# Data to process
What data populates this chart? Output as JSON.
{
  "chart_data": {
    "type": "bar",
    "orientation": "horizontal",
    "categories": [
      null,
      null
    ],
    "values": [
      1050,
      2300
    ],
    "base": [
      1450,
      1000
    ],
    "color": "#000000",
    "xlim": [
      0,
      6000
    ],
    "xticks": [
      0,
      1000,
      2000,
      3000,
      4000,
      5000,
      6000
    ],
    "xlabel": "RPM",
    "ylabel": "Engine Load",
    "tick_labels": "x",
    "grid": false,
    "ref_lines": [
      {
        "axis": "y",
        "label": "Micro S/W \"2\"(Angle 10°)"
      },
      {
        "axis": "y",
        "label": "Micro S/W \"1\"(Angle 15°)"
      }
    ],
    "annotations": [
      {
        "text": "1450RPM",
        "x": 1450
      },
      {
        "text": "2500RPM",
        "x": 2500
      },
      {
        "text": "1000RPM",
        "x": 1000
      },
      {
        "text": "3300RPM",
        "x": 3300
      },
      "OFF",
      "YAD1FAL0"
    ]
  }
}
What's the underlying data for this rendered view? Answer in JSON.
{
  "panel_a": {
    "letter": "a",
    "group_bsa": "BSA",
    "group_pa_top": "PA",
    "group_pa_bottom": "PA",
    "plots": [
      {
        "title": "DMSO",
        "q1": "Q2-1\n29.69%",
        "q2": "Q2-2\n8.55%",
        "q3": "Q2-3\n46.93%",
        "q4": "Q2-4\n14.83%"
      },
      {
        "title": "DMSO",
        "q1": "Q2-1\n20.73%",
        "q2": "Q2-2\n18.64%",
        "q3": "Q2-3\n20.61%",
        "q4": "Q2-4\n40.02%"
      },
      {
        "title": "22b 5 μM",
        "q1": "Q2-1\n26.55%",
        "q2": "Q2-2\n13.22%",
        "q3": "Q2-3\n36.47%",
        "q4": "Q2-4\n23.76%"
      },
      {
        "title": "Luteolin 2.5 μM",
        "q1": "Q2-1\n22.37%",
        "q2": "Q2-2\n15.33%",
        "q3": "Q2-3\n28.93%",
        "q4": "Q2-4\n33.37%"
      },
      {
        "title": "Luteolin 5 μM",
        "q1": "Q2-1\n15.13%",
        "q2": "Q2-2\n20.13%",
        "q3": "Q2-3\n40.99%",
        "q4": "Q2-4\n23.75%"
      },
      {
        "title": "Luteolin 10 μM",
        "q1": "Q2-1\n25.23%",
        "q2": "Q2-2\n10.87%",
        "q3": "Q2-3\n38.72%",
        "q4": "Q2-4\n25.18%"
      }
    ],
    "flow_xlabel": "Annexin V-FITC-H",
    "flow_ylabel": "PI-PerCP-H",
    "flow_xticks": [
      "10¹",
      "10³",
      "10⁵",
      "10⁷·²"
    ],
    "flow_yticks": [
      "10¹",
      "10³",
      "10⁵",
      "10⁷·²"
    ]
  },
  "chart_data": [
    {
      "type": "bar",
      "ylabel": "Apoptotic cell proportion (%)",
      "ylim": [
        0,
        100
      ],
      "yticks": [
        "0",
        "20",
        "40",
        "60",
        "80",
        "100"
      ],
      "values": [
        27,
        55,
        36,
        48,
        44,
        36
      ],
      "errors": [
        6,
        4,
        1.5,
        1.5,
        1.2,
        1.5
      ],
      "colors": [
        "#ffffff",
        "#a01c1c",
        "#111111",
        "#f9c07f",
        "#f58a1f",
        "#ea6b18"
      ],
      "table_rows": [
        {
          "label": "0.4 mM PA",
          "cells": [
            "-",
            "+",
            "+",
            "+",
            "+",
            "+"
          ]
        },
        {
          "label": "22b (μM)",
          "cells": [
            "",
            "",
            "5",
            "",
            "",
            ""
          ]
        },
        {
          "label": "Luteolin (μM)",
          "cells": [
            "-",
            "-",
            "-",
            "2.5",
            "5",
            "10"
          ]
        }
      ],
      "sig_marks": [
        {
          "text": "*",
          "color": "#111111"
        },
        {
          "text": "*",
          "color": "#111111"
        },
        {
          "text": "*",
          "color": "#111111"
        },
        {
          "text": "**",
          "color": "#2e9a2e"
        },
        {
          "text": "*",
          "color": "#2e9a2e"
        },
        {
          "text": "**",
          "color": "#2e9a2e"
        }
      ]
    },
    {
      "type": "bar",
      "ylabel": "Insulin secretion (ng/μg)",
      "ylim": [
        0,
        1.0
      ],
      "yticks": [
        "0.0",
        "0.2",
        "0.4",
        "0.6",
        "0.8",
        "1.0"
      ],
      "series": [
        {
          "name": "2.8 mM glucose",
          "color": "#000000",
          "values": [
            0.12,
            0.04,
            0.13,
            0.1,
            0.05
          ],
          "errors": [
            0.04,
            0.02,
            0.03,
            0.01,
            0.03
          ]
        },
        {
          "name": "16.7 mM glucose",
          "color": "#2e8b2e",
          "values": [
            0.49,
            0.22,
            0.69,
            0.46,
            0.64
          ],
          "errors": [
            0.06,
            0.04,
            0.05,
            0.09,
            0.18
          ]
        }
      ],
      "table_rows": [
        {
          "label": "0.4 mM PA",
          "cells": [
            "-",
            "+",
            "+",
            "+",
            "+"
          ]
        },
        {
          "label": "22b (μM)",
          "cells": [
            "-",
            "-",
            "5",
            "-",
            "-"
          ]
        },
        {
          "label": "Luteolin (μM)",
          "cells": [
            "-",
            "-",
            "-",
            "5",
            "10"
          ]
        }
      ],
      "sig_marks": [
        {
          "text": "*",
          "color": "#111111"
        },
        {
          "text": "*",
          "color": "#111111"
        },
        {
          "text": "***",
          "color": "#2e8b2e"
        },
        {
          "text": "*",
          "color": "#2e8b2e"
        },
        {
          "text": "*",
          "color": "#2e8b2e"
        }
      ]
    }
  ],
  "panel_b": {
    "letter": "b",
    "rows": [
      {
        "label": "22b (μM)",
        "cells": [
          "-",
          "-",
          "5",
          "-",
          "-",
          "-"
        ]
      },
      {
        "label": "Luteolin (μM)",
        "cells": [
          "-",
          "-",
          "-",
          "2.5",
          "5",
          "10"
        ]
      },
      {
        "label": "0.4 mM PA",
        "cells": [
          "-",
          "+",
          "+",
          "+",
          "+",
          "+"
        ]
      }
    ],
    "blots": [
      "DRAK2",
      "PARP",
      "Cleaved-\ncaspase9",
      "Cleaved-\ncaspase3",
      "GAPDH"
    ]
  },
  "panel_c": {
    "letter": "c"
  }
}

--

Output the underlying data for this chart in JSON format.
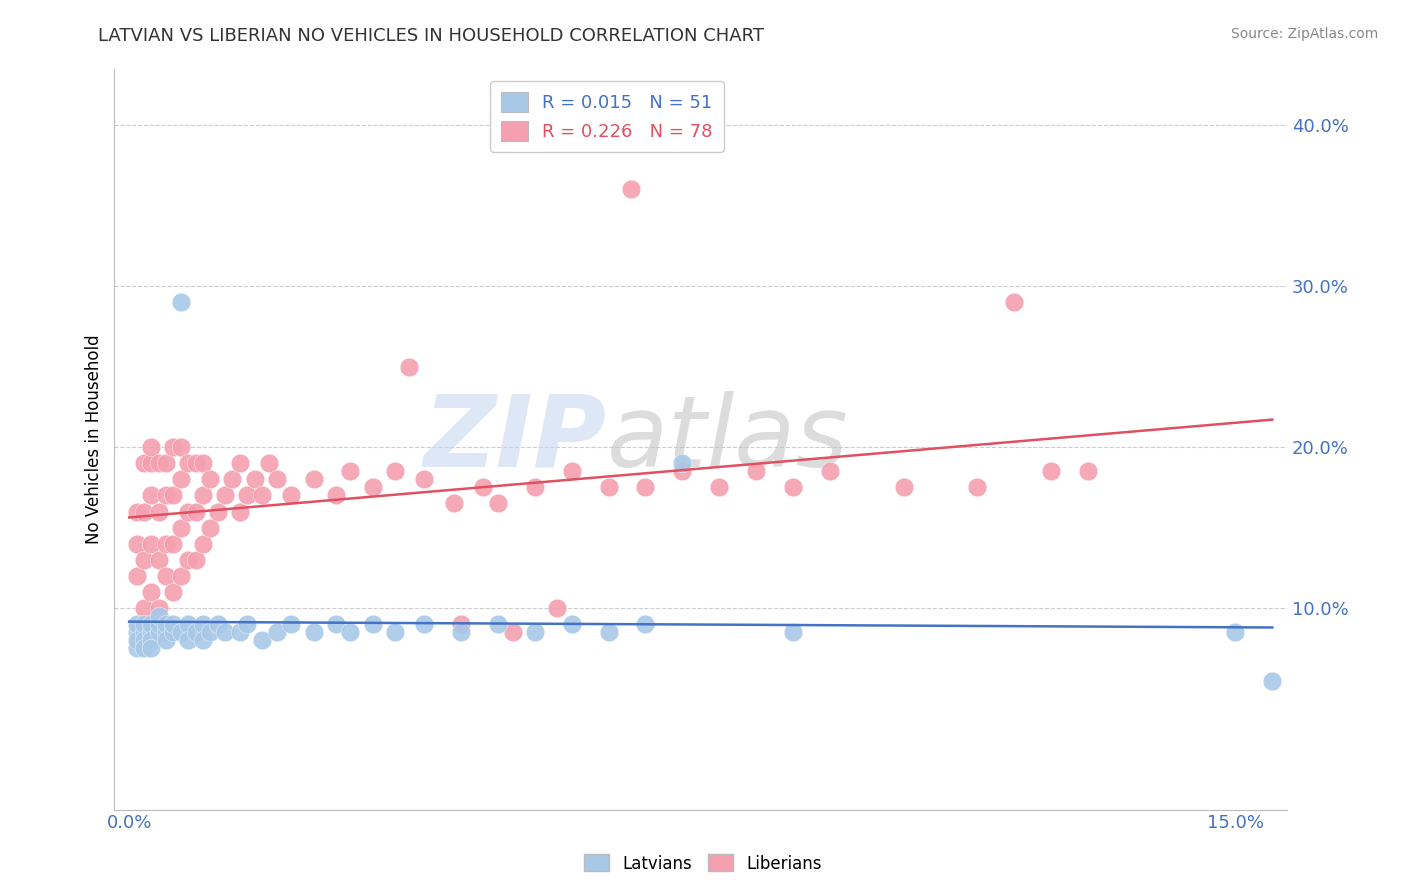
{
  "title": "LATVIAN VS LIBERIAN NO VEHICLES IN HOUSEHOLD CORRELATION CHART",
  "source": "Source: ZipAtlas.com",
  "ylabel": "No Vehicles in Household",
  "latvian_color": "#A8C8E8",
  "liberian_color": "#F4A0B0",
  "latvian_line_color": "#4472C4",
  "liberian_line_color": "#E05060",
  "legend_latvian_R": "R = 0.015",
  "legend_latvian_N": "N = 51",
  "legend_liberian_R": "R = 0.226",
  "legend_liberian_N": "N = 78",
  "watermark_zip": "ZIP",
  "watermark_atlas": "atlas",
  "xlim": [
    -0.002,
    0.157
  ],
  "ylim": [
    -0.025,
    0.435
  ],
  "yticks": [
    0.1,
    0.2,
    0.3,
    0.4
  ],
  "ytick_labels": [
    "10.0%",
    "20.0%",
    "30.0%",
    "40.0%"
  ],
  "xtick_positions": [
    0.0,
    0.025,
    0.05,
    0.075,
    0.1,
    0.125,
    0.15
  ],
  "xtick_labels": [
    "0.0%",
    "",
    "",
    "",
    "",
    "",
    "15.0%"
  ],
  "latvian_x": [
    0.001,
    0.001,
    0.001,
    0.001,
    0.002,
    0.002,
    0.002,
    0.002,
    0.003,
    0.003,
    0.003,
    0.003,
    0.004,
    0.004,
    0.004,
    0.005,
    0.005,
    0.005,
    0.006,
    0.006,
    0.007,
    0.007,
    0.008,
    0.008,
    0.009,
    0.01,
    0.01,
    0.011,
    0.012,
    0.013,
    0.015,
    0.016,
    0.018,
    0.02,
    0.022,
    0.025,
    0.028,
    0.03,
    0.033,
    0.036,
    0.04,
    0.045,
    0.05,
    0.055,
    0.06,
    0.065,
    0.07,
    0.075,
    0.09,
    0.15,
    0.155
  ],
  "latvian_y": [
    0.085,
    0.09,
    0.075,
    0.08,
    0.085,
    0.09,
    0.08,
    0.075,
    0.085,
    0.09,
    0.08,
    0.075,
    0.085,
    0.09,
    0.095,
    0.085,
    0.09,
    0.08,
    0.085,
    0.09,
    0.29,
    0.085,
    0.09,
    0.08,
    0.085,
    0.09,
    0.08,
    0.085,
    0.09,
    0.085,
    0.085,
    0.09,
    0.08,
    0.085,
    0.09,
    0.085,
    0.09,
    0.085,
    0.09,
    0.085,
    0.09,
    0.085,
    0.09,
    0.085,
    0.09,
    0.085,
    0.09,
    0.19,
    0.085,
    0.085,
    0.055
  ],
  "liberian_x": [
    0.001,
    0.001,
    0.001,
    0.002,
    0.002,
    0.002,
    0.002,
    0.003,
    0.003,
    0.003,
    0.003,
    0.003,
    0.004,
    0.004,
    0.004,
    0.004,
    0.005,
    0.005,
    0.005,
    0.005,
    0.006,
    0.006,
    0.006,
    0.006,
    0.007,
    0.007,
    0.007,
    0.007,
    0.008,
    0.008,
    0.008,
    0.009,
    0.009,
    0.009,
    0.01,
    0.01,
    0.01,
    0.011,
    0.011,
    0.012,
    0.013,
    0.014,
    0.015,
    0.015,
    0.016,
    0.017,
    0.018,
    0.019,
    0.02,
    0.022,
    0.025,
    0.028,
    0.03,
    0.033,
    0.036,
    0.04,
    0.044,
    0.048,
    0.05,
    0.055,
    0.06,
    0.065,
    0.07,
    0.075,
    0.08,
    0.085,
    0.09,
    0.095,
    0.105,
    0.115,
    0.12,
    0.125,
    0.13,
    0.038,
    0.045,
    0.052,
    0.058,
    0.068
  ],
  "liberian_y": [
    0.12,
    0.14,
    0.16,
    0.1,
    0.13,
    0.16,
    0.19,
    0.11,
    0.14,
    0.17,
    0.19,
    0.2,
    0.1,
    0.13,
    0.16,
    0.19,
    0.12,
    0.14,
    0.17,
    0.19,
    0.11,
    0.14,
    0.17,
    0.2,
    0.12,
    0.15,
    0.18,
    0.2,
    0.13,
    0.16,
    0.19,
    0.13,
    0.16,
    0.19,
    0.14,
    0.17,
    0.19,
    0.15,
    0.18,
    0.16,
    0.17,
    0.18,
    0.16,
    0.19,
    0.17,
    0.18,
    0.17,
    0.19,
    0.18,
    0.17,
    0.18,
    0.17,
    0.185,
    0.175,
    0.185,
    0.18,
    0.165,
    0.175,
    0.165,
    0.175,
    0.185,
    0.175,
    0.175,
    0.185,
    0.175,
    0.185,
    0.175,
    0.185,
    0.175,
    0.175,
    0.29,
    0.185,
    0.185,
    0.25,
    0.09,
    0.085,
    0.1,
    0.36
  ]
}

# Goal
Copy all the lines above that hold the string "JSON".

# Answer below
What data populates this chart? Output as JSON.
What's the underlying data for this rendered view? Answer in JSON.
Output the underlying data for this chart in JSON format.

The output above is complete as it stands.